··· Record list ···
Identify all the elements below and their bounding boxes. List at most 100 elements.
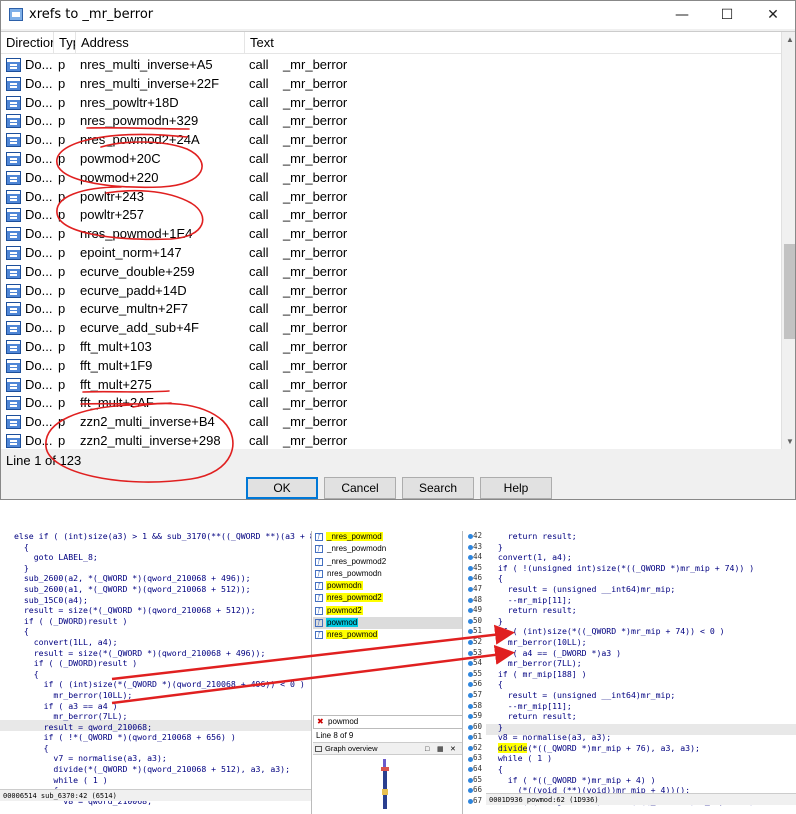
window-title: xrefs to _mr_berror: [29, 7, 154, 22]
cell-type: p: [58, 320, 66, 336]
code-line: sub_2600(a1, *(_QWORD *)(qword_210068 + …: [14, 583, 251, 594]
right-pseudocode-pane[interactable]: 42 43 44 45 46 47 48 49 50 51 52 53 54 55 56 57 58 59 60 61…: [464, 531, 796, 814]
function-icon: f: [315, 594, 323, 603]
search-button[interactable]: Search: [402, 477, 474, 499]
function-list-item[interactable]: f nres_powmodn: [313, 568, 462, 580]
ok-button[interactable]: OK: [246, 477, 318, 499]
code-line: if ( (int)size(*((_QWORD *)mr_mip + 74))…: [488, 626, 725, 637]
table-row[interactable]: Do... p nres_multi_inverse+22F call _mr_ber…: [1, 75, 781, 94]
scroll-thumb[interactable]: [784, 244, 795, 339]
code-line: sub_2600(a2, *(_QWORD *)(qword_210068 + …: [14, 573, 251, 584]
cell-type: p: [58, 226, 66, 242]
line-number: 56: [472, 679, 482, 689]
cell-type: p: [58, 132, 66, 148]
table-row[interactable]: Do... p powmod+20C call _mr_berror: [1, 150, 781, 169]
table-row[interactable]: Do... p ecurve_double+259 call _mr_berror: [1, 263, 781, 282]
table-row[interactable]: Do... p zzn2_multi_inverse+298 call _mr_ber…: [1, 432, 781, 449]
xref-code-icon: [6, 133, 21, 148]
function-icon: f: [315, 631, 323, 640]
column-header-text[interactable]: Text: [245, 32, 781, 54]
cell-direction: Do...: [25, 75, 53, 91]
xref-code-icon: [6, 433, 21, 448]
function-list-item[interactable]: f nres_powmod: [313, 629, 462, 641]
left-pseudocode-pane[interactable]: else if ( (int)size(a3) > 1 && sub_3170(…: [0, 531, 312, 814]
cell-address: zzn2_multi_inverse+B4: [80, 414, 215, 430]
table-row[interactable]: Do... p nres_powltr+18D call _mr_berror: [1, 94, 781, 113]
function-list-item[interactable]: f _nres_powmod2: [313, 556, 462, 568]
vertical-scrollbar[interactable]: ▲ ▼: [781, 32, 795, 449]
column-header-address[interactable]: Address: [76, 32, 245, 54]
cell-direction: Do...: [25, 226, 53, 242]
table-row[interactable]: Do... p fft_mult+1F9 call _mr_berror: [1, 357, 781, 376]
column-header-type[interactable]: Typ: [54, 32, 76, 54]
window-app-icon: [9, 8, 23, 21]
scroll-up-arrow-icon[interactable]: ▲: [782, 32, 795, 48]
line-number: 57: [472, 689, 482, 699]
code-line: result = (unsigned __int64)mr_mip;: [488, 689, 676, 700]
cell-text: call _mr_berror: [249, 113, 348, 129]
code-line: }: [488, 541, 503, 552]
line-number: 49: [472, 605, 482, 615]
cell-text: call _mr_berror: [249, 188, 348, 204]
table-row[interactable]: Do... p ecurve_padd+14D call _mr_berror: [1, 282, 781, 301]
table-row[interactable]: Do... p nres_powmod2+24A call _mr_berror: [1, 131, 781, 150]
line-number: 51: [472, 626, 482, 636]
table-row[interactable]: Do... p epoint_norm+147 call _mr_berror: [1, 244, 781, 263]
xrefs-list[interactable]: Directior Typ Address Text Do... p nres_mu…: [1, 31, 795, 449]
xref-code-icon: [6, 58, 21, 72]
xref-code-icon: [6, 245, 21, 260]
line-number: 64: [472, 764, 482, 774]
cell-direction: Do...: [25, 113, 53, 129]
cell-text: call _mr_berror: [249, 150, 348, 166]
table-row[interactable]: Do... p ecurve_add_sub+4F call _mr_berror: [1, 319, 781, 338]
code-line: {: [488, 679, 503, 690]
code-line: if ( !*(_QWORD *)(qword_210068 + 656) ): [14, 732, 236, 743]
table-row[interactable]: Do... p fft_mult+103 call _mr_berror: [1, 338, 781, 357]
scroll-down-arrow-icon[interactable]: ▼: [782, 434, 795, 449]
cell-direction: Do...: [25, 94, 53, 110]
cell-type: p: [58, 338, 66, 354]
code-line: v7 = normalise(a3, a3);: [14, 753, 167, 764]
cell-address: fft_mult+1F9: [80, 357, 153, 373]
function-list-item[interactable]: f _nres_powmod: [313, 531, 462, 543]
maximize-button[interactable]: ☐: [704, 1, 750, 29]
function-list-item[interactable]: f powmodn: [313, 580, 462, 592]
help-button[interactable]: Help: [480, 477, 552, 499]
table-row[interactable]: Do... p nres_powmod+1E4 call _mr_berror: [1, 225, 781, 244]
table-row[interactable]: Do... p nres_multi_inverse+A5 call _mr_berr…: [1, 56, 781, 75]
cancel-button[interactable]: Cancel: [324, 477, 396, 499]
table-row[interactable]: Do... p ecurve_multn+2F7 call _mr_berror: [1, 300, 781, 319]
minimize-button[interactable]: —: [659, 1, 705, 29]
function-icon: f: [315, 606, 323, 615]
table-row[interactable]: Do... p nres_powmodn+329 call _mr_berror: [1, 112, 781, 131]
code-line: mr_berror(10LL);: [14, 689, 133, 700]
function-filter-input[interactable]: ✖ powmod: [313, 715, 462, 729]
function-icon: f: [315, 582, 323, 591]
graph-overview-area[interactable]: [313, 755, 462, 814]
function-list-item[interactable]: f _nres_powmodn: [313, 543, 462, 555]
table-row[interactable]: Do... p fft_mult+275 call _mr_berror: [1, 376, 781, 395]
function-list-item[interactable]: f nres_powmod2: [313, 592, 462, 604]
cell-direction: Do...: [25, 169, 53, 185]
cell-text: call _mr_berror: [249, 301, 348, 317]
cell-text: call _mr_berror: [249, 282, 348, 298]
graph-overview-titlebar: Graph overview □ ▦ ✕: [313, 742, 462, 755]
table-row[interactable]: Do... p zzn2_multi_inverse+B4 call _mr_berr…: [1, 413, 781, 432]
function-list-item[interactable]: f powmod: [313, 617, 462, 630]
xref-code-icon: [6, 227, 21, 242]
table-row[interactable]: Do... p powmod+220 call _mr_berror: [1, 169, 781, 188]
clear-filter-icon[interactable]: ✖: [317, 716, 324, 728]
column-header-direction[interactable]: Directior: [1, 32, 54, 54]
cell-direction: Do...: [25, 282, 53, 298]
table-row[interactable]: Do... p fft_mult+2AF call _mr_berror: [1, 394, 781, 413]
cell-text: call _mr_berror: [249, 75, 348, 91]
close-button[interactable]: ✕: [750, 1, 795, 29]
line-number: 52: [472, 636, 482, 646]
table-row[interactable]: Do... p powltr+243 call _mr_berror: [1, 188, 781, 207]
function-list-item[interactable]: f powmod2: [313, 605, 462, 617]
function-list[interactable]: f _nres_powmod f _nres_powmodn f _nres_powmod…: [313, 531, 462, 642]
right-pane-status: 0001D936 powmod:62 (1D936): [486, 793, 796, 805]
table-row[interactable]: Do... p powltr+257 call _mr_berror: [1, 206, 781, 225]
list-header: Directior Typ Address Text: [1, 32, 781, 54]
code-line: convert(1, a4);: [488, 552, 572, 563]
···
Place the rows from the line with "window-title: xrefs to" through the line with "xref-code-icon: [6, 433, 21, 448]" into a JSON list of strings, one string per line, skipping any blank lines.

[
  "window-title: xrefs to _mr_berror: [29, 7, 154, 22]",
  "cell-type: p: [58, 320, 66, 336]",
  "code-line: sub_2600(a1, *(_QWORD *)(qword_210068 + …: [14, 583, 251, 594]",
  "right-pseudocode-pane[interactable]: 42 43 44 45 46 47 48 49 50 51 52 53 54 55 56 57 58 59 60 61…: [464, 531, 796, 814]",
  "function-icon: f: [315, 594, 323, 603]",
  "search-button[interactable]: Search: [402, 477, 474, 499]",
  "function-list-item[interactable]: f nres_powmodn: [313, 568, 462, 580]",
  "ok-button[interactable]: OK: [246, 477, 318, 499]",
  "code-line: if ( (int)size(*((_QWORD *)mr_mip + 74))…: [488, 626, 725, 637]",
  "table-row[interactable]: Do... p nres_multi_inverse+22F call _mr_ber…: [1, 75, 781, 94]",
  "scroll-thumb[interactable]: [784, 244, 795, 339]",
  "code-line: sub_2600(a2, *(_QWORD *)(qword_210068 + …: [14, 573, 251, 584]",
  "cell-type: p: [58, 226, 66, 242]",
  "line-number: 56: [472, 679, 482, 689]",
  "cell-type: p: [58, 132, 66, 148]",
  "table-row[interactable]: Do... p powmod+20C call _mr_berror: [1, 150, 781, 169]",
  "table-row[interactable]: Do... p ecurve_double+259 call _mr_berror: [1, 263, 781, 282]",
  "table-row[interactable]: Do... p zzn2_multi_inverse+298 call _mr_ber…: [1, 432, 781, 449]",
  "xref-code-icon: [6, 133, 21, 148]",
  "function-icon: f: [315, 631, 323, 640]",
  "column-header-text[interactable]: Text: [245, 32, 781, 54]",
  "cell-direction: Do...: [25, 75, 53, 91]",
  "xref-code-icon: [6, 433, 21, 448]"
]